**TO BE DONE**
Nothing should be left out: output all of the entries exactly.

┌────────

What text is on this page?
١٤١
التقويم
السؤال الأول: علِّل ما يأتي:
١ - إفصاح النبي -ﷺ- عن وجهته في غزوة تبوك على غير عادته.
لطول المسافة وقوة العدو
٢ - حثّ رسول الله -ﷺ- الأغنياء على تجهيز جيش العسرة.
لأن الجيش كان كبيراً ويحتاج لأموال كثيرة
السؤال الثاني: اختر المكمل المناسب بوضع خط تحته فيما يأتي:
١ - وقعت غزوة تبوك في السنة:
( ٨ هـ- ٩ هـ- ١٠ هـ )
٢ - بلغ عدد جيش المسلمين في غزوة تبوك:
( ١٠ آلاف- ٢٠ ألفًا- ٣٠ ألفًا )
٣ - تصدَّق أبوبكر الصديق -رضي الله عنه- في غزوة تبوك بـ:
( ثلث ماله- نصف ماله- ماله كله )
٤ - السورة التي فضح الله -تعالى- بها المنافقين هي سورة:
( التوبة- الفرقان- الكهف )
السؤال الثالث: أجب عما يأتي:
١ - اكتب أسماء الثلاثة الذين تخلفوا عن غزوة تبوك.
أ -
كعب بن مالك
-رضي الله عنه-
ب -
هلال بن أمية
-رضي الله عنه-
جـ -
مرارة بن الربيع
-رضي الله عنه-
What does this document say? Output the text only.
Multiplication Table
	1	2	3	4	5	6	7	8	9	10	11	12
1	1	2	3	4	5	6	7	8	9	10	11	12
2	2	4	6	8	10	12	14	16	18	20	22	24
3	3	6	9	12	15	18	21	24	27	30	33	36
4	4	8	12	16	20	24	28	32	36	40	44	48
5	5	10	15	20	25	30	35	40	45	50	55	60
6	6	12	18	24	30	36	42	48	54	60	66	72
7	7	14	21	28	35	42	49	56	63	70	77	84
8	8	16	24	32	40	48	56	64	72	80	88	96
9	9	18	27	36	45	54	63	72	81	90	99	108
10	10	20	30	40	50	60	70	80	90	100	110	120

└────────

**RESULT**
What text is on this page?
١٤١
التقويم
السؤال الأول: علِّل ما يأتي:
١ - إفصاح النبي -ﷺ- عن وجهته في غزوة تبوك على غير عادته.
لطول المسافة وقوة العدو
٢ - حثّ رسول الله -ﷺ- الأغنياء على تجهيز جيش العسرة.
لأن الجيش كان كبيراً ويحتاج لأموال كثيرة
السؤال الثاني: اختر المكمل المناسب بوضع خط تحته فيما يأتي:
١ - وقعت غزوة تبوك في السنة:
( ٨ هـ- ٩ هـ- ١٠ هـ )
٢ - بلغ عدد جيش المسلمين في غزوة تبوك:
( ١٠ آلاف- ٢٠ ألفًا- ٣٠ ألفًا )
٣ - تصدَّق أبوبكر الصديق -رضي الله عنه- في غزوة تبوك بـ:
( ثلث ماله- نصف ماله- ماله كله )
٤ - السورة التي فضح الله -تعالى- بها المنافقين هي سورة:
( التوبة- الفرقان- الكهف )
السؤال الثالث: أجب عما يأتي:
١ - اكتب أسماء الثلاثة الذين تخلفوا عن غزوة تبوك.
أ -
كعب بن مالك
-رضي الله عنه-
ب -
هلال بن أمية
-رضي الله عنه-
جـ -
مرارة بن الربيع
-رضي الله عنه-
What does this document say? Output the text only.
Multiplication Table
	1	2	3	4	5	6	7	8	9	10	11	12
1	1	2	3	4	5	6	7	8	9	10	11	12
2	2	4	6	8	10	12	14	16	18	20	22	24
3	3	6	9	12	15	18	21	24	27	30	33	36
4	4	8	12	16	20	24	28	32	36	40	44	48
5	5	10	15	20	25	30	35	40	45	50	55	60
6	6	12	18	24	30	36	42	48	54	60	66	72
7	7	14	21	28	35	42	49	56	63	70	77	84
8	8	16	24	32	40	48	56	64	72	80	88	96
9	9	18	27	36	45	54	63	72	81	90	99	108
10	10	20	30	40	50	60	70	80	90	100	110	120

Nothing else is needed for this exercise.